• _Request_
Reproduce the material in full, exactly as written.

* * * * * * *

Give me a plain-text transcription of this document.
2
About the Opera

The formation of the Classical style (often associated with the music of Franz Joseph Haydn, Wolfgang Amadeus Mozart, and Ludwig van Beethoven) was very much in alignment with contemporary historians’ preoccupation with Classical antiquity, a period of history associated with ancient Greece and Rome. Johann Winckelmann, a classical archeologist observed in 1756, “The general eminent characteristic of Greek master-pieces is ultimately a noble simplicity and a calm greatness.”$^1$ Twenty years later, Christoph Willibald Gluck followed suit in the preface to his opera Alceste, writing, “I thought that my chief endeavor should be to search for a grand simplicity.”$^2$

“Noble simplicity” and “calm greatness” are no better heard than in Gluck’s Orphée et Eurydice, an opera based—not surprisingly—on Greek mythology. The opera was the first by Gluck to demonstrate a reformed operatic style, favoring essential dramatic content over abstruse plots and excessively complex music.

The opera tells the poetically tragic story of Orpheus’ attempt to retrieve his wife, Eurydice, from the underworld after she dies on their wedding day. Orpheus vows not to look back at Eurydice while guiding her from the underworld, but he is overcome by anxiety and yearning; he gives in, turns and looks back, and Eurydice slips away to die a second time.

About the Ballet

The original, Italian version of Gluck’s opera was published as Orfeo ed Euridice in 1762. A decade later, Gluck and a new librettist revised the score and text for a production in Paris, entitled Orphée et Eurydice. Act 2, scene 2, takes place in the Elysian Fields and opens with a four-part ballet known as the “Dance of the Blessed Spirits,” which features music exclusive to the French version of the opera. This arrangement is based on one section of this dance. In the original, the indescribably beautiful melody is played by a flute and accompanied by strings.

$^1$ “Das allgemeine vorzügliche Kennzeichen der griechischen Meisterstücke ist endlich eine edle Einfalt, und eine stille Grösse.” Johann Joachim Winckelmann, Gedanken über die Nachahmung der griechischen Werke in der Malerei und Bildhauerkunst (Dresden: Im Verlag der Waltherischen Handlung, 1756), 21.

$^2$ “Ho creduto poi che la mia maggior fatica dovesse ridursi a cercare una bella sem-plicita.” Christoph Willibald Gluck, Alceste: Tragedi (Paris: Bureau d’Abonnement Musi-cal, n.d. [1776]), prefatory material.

* * * * * * *

• _Exercise solution_
Give me a plain-text transcription of this document.
2
About the Opera

The formation of the Classical style (often associated with the music of Franz Joseph Haydn, Wolfgang Amadeus Mozart, and Ludwig van Beethoven) was very much in alignment with contemporary historians’ preoccupation with Classical antiquity, a period of history associated with ancient Greece and Rome. Johann Winckelmann, a classical archeologist observed in 1756, “The general eminent characteristic of Greek master-pieces is ultimately a noble simplicity and a calm greatness.”$^1$ Twenty years later, Christoph Willibald Gluck followed suit in the preface to his opera Alceste, writing, “I thought that my chief endeavor should be to search for a grand simplicity.”$^2$

“Noble simplicity” and “calm greatness” are no better heard than in Gluck’s Orphée et Eurydice, an opera based—not surprisingly—on Greek mythology. The opera was the first by Gluck to demonstrate a reformed operatic style, favoring essential dramatic content over abstruse plots and excessively complex music.

The opera tells the poetically tragic story of Orpheus’ attempt to retrieve his wife, Eurydice, from the underworld after she dies on their wedding day. Orpheus vows not to look back at Eurydice while guiding her from the underworld, but he is overcome by anxiety and yearning; he gives in, turns and looks back, and Eurydice slips away to die a second time.

About the Ballet

The original, Italian version of Gluck’s opera was published as Orfeo ed Euridice in 1762. A decade later, Gluck and a new librettist revised the score and text for a production in Paris, entitled Orphée et Eurydice. Act 2, scene 2, takes place in the Elysian Fields and opens with a four-part ballet known as the “Dance of the Blessed Spirits,” which features music exclusive to the French version of the opera. This arrangement is based on one section of this dance. In the original, the indescribably beautiful melody is played by a flute and accompanied by strings.

$^1$ “Das allgemeine vorzügliche Kennzeichen der griechischen Meisterstücke ist endlich eine edle Einfalt, und eine stille Grösse.” Johann Joachim Winckelmann, Gedanken über die Nachahmung der griechischen Werke in der Malerei und Bildhauerkunst (Dresden: Im Verlag der Waltherischen Handlung, 1756), 21.

$^2$ “Ho creduto poi che la mia maggior fatica dovesse ridursi a cercare una bella sem-plicita.” Christoph Willibald Gluck, Alceste: Tragedi (Paris: Bureau d’Abonnement Musi-cal, n.d. [1776]), prefatory material.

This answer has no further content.